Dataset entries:
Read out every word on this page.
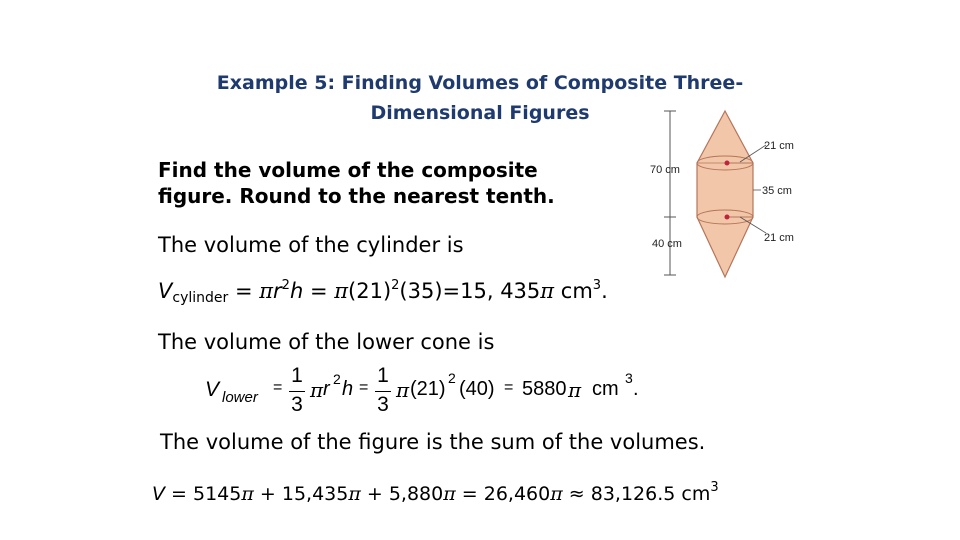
Example 5: Finding Volumes of Composite Three-
Dimensional Figures
Find the volume of the composite
figure. Round to the nearest tenth.
The volume of the cylinder is
$V_{cylinder} = \pi r^2h = \pi(21)^2(35)=15$, 435π $cm^3$.
The volume of the lower cone is
V lower
=
1
3
π r 2 h =
1
3
π (21) 2 (40) = 5880 π cm 3 .
The volume of the figure is the sum of the volumes.
V = 5145π + 15,435π + 5,880π = 26,460π ≈ 83,126.5 $cm^3$
70 cm
40 cm
21 cm
35 cm
21 cm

• YOUR GOAL:
Transcribe the whole listing exactly. Pictures are excluded.

• TASK RESPONSE:
Read out every word on this page.
Example 5: Finding Volumes of Composite Three-
Dimensional Figures
Find the volume of the composite
figure. Round to the nearest tenth.
The volume of the cylinder is
$V_{cylinder} = \pi r^2h = \pi(21)^2(35)=15$, 435π $cm^3$.
The volume of the lower cone is
V lower
=
1
3
π r 2 h =
1
3
π (21) 2 (40) = 5880 π cm 3 .
The volume of the figure is the sum of the volumes.
V = 5145π + 15,435π + 5,880π = 26,460π ≈ 83,126.5 $cm^3$
70 cm
40 cm
21 cm
35 cm
21 cm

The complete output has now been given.